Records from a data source
— start —

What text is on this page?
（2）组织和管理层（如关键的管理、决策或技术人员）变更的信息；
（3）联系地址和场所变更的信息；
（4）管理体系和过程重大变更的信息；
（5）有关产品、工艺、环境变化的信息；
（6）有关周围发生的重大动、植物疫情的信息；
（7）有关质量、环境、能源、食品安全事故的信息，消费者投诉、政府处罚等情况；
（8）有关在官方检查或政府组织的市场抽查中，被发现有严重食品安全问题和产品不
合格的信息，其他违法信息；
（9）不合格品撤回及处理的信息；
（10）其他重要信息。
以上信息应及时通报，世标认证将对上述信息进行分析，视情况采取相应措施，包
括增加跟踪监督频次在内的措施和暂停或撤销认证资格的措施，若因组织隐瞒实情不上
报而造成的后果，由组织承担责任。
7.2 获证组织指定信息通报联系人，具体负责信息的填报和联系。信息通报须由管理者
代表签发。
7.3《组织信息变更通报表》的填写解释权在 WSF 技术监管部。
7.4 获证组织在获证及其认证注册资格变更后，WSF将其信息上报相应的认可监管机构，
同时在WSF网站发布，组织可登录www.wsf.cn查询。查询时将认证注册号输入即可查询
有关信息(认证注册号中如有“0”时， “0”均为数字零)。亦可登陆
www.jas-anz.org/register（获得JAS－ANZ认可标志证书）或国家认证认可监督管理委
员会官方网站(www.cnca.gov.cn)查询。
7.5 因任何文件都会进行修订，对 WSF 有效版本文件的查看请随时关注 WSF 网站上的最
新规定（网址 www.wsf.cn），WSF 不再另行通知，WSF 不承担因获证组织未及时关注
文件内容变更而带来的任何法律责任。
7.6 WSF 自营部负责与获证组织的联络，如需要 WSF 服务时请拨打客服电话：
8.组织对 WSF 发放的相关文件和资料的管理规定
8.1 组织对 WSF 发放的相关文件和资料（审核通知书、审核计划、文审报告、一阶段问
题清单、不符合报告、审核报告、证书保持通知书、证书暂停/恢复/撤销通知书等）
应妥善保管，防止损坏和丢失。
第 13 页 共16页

— end —

- _PROBLEM_:
The lines above should be duplicated exactly.

- _SOLUTION_:
What text is on this page?
（2）组织和管理层（如关键的管理、决策或技术人员）变更的信息；
（3）联系地址和场所变更的信息；
（4）管理体系和过程重大变更的信息；
（5）有关产品、工艺、环境变化的信息；
（6）有关周围发生的重大动、植物疫情的信息；
（7）有关质量、环境、能源、食品安全事故的信息，消费者投诉、政府处罚等情况；
（8）有关在官方检查或政府组织的市场抽查中，被发现有严重食品安全问题和产品不
合格的信息，其他违法信息；
（9）不合格品撤回及处理的信息；
（10）其他重要信息。
以上信息应及时通报，世标认证将对上述信息进行分析，视情况采取相应措施，包
括增加跟踪监督频次在内的措施和暂停或撤销认证资格的措施，若因组织隐瞒实情不上
报而造成的后果，由组织承担责任。
7.2 获证组织指定信息通报联系人，具体负责信息的填报和联系。信息通报须由管理者
代表签发。
7.3《组织信息变更通报表》的填写解释权在 WSF 技术监管部。
7.4 获证组织在获证及其认证注册资格变更后，WSF将其信息上报相应的认可监管机构，
同时在WSF网站发布，组织可登录www.wsf.cn查询。查询时将认证注册号输入即可查询
有关信息(认证注册号中如有“0”时， “0”均为数字零)。亦可登陆
www.jas-anz.org/register（获得JAS－ANZ认可标志证书）或国家认证认可监督管理委
员会官方网站(www.cnca.gov.cn)查询。
7.5 因任何文件都会进行修订，对 WSF 有效版本文件的查看请随时关注 WSF 网站上的最
新规定（网址 www.wsf.cn），WSF 不再另行通知，WSF 不承担因获证组织未及时关注
文件内容变更而带来的任何法律责任。
7.6 WSF 自营部负责与获证组织的联络，如需要 WSF 服务时请拨打客服电话：
8.组织对 WSF 发放的相关文件和资料的管理规定
8.1 组织对 WSF 发放的相关文件和资料（审核通知书、审核计划、文审报告、一阶段问
题清单、不符合报告、审核报告、证书保持通知书、证书暂停/恢复/撤销通知书等）
应妥善保管，防止损坏和丢失。
第 13 页 共16页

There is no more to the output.